***** Information shown

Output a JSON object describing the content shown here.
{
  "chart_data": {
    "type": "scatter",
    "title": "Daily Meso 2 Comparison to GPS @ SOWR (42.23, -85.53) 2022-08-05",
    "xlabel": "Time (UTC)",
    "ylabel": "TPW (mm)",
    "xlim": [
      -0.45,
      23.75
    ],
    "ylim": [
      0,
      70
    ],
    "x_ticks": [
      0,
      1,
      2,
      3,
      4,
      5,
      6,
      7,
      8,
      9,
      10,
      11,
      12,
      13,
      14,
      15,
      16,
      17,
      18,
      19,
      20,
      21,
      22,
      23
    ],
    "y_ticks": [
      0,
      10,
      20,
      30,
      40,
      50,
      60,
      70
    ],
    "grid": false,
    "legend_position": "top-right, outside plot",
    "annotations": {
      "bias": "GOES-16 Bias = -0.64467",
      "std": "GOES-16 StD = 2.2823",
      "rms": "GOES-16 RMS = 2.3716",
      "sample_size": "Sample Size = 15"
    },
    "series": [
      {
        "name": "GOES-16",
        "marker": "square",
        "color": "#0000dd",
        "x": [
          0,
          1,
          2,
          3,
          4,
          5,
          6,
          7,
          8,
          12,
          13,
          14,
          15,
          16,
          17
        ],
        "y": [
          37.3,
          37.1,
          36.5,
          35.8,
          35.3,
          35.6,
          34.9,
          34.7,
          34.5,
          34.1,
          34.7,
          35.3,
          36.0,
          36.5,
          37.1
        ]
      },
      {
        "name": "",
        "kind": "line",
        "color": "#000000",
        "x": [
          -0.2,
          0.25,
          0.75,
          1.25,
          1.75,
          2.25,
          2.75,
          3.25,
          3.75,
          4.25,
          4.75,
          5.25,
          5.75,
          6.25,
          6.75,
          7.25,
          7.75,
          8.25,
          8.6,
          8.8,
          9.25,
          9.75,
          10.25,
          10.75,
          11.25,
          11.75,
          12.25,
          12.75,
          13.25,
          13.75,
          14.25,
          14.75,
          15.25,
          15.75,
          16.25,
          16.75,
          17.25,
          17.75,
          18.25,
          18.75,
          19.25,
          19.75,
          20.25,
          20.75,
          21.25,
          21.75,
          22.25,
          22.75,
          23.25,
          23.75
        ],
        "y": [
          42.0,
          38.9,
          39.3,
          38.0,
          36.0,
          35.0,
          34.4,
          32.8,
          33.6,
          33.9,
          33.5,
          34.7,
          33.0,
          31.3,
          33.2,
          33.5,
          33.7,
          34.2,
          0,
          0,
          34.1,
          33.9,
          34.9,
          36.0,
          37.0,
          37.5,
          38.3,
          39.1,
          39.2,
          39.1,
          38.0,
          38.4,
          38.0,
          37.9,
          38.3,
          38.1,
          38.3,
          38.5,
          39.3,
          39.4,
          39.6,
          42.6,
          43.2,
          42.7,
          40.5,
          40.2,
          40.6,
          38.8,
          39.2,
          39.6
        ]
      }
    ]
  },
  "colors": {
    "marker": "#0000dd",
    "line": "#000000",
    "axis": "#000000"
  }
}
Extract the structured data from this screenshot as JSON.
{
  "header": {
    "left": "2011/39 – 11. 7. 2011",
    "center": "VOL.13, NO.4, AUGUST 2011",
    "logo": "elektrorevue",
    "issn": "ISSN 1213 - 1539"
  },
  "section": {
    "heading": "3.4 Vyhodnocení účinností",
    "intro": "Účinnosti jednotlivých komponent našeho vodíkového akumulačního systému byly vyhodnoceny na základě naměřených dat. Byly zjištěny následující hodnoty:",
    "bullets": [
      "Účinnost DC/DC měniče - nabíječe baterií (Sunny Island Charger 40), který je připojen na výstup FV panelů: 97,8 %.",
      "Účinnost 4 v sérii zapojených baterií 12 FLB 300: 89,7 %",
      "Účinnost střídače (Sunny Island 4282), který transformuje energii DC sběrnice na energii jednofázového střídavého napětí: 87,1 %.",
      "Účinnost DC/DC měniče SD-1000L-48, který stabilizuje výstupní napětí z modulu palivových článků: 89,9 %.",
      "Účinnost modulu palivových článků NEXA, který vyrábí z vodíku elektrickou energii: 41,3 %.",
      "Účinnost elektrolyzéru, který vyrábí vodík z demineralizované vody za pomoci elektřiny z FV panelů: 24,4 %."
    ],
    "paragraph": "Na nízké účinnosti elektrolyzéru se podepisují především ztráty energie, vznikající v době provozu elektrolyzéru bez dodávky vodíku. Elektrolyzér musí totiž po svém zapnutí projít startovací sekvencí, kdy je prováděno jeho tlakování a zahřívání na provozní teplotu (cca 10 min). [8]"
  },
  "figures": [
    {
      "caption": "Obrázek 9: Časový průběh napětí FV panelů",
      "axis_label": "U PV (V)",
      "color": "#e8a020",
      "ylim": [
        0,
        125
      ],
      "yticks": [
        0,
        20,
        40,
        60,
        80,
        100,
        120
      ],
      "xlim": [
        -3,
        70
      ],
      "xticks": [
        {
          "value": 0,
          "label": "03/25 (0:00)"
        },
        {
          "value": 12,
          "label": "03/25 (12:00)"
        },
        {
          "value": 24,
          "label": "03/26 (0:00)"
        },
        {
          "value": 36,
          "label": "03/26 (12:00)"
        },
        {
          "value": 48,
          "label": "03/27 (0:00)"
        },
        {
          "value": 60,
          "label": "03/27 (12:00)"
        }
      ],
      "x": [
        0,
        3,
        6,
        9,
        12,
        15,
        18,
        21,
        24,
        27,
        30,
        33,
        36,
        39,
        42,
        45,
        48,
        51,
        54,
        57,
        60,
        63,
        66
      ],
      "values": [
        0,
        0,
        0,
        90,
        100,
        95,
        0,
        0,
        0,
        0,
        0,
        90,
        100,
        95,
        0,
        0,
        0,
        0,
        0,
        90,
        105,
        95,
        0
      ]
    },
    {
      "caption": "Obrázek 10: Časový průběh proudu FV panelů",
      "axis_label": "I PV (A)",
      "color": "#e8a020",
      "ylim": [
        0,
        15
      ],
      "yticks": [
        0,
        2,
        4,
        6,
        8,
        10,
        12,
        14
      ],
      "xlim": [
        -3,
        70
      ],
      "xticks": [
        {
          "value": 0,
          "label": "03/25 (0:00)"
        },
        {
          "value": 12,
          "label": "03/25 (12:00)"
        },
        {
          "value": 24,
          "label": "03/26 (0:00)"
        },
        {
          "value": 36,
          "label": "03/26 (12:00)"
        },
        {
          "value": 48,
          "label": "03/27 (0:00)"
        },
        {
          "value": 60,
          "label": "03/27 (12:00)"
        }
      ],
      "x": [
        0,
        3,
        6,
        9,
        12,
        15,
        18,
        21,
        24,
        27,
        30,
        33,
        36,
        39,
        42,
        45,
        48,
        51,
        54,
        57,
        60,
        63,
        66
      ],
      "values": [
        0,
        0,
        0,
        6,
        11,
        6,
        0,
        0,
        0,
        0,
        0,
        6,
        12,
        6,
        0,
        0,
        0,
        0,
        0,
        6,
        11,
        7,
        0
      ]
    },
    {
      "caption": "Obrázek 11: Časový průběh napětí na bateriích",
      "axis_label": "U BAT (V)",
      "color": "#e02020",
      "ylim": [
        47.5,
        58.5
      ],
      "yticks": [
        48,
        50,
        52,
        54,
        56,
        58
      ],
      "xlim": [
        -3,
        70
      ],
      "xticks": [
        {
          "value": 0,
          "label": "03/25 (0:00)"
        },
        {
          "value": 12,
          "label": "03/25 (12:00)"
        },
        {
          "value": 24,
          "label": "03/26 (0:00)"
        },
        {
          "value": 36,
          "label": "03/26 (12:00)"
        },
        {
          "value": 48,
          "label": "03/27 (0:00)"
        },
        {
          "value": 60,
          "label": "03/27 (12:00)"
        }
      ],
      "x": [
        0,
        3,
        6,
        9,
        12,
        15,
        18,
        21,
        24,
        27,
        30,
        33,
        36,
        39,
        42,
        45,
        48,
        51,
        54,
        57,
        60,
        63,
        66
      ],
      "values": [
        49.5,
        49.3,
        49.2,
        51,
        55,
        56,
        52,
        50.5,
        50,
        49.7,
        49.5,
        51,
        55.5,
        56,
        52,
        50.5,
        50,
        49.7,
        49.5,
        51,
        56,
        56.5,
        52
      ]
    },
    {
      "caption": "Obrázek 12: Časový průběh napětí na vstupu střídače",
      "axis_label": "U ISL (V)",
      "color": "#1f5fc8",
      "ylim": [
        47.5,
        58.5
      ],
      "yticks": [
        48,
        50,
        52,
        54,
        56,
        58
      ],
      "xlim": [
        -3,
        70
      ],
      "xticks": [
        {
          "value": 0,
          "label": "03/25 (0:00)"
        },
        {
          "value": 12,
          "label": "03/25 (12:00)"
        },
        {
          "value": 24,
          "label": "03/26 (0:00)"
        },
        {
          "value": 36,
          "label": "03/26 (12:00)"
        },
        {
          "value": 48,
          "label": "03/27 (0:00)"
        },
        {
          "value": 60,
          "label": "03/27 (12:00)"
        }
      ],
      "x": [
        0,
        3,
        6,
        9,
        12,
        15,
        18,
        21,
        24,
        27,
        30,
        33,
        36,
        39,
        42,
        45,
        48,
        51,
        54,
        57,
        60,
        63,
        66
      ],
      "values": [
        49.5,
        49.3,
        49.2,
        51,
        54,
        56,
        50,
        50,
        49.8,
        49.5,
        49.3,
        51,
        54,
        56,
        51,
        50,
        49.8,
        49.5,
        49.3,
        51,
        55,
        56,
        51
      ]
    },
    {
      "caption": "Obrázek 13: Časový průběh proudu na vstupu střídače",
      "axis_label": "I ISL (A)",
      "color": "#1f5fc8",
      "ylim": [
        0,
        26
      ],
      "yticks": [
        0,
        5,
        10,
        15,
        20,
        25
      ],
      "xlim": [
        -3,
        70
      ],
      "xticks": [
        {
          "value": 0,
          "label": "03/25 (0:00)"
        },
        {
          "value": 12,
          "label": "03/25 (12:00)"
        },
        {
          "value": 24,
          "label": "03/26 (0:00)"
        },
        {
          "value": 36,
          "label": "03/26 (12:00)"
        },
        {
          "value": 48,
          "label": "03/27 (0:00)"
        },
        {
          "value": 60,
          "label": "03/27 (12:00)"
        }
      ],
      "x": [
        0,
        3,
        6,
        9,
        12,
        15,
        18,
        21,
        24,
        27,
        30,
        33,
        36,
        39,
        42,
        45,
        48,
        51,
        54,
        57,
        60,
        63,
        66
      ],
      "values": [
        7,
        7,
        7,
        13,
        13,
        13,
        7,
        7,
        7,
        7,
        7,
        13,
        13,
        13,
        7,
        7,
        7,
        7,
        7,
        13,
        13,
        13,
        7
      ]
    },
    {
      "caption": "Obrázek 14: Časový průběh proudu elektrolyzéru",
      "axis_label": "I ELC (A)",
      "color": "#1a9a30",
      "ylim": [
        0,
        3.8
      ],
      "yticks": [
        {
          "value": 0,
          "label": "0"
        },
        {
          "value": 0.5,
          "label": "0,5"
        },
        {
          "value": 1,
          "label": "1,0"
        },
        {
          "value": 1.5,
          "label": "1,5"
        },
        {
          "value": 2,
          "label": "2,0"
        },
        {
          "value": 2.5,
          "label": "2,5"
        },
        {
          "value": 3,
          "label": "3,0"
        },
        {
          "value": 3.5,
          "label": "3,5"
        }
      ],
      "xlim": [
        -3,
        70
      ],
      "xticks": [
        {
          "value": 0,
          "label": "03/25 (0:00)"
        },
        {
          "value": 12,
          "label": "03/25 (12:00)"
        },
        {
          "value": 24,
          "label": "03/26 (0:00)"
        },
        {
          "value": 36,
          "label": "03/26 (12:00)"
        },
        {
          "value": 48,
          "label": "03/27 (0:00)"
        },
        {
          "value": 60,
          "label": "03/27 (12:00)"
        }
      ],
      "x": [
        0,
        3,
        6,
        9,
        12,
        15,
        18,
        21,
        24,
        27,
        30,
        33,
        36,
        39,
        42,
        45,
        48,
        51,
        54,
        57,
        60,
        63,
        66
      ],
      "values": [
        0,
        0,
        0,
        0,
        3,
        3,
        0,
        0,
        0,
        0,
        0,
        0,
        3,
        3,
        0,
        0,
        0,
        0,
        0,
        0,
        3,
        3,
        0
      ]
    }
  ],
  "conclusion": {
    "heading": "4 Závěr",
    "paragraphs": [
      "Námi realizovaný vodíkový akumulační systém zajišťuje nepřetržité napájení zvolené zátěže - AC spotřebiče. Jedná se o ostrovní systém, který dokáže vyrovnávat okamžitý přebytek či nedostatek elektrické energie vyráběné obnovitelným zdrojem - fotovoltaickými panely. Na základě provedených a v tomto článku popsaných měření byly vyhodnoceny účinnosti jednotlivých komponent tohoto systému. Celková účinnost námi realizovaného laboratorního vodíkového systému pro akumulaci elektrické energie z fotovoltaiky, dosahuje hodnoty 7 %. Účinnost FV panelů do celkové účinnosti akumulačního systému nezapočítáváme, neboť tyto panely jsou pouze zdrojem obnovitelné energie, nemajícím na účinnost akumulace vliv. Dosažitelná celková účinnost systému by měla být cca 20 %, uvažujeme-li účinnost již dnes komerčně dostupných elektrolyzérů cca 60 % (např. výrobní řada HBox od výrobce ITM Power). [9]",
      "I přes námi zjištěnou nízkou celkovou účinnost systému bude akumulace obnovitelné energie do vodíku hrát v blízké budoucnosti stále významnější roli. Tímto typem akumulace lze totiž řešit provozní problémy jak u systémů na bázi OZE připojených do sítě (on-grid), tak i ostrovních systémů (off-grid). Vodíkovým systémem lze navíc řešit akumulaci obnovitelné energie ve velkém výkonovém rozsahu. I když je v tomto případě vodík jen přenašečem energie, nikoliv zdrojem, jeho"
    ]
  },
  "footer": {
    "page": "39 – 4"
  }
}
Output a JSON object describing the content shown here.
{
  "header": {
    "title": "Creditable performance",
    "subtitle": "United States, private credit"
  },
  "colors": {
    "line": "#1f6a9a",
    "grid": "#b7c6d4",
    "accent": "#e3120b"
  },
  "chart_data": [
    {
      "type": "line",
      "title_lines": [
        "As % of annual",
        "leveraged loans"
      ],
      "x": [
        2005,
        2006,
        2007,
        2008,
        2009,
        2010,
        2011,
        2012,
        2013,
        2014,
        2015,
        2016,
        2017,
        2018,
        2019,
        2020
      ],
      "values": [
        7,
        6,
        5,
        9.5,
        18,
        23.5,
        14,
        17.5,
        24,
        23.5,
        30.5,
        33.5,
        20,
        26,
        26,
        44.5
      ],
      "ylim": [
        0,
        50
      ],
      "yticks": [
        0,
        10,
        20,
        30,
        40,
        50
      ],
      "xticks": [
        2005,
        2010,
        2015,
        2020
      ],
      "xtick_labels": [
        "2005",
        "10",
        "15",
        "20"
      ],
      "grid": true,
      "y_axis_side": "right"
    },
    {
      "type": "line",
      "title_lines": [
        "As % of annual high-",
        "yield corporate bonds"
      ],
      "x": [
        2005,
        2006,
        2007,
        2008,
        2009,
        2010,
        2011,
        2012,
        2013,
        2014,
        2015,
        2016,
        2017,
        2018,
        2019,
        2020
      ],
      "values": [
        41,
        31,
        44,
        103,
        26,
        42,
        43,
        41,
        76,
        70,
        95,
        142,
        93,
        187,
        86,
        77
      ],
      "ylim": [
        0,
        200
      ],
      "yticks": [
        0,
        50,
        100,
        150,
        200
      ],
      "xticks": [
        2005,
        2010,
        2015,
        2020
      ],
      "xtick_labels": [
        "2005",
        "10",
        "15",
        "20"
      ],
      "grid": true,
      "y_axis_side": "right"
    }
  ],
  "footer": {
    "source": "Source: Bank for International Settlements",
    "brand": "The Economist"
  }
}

**********

> Problem: Your answer should be a single number: the count of lines that contain "vstupu".

> Written solution: 2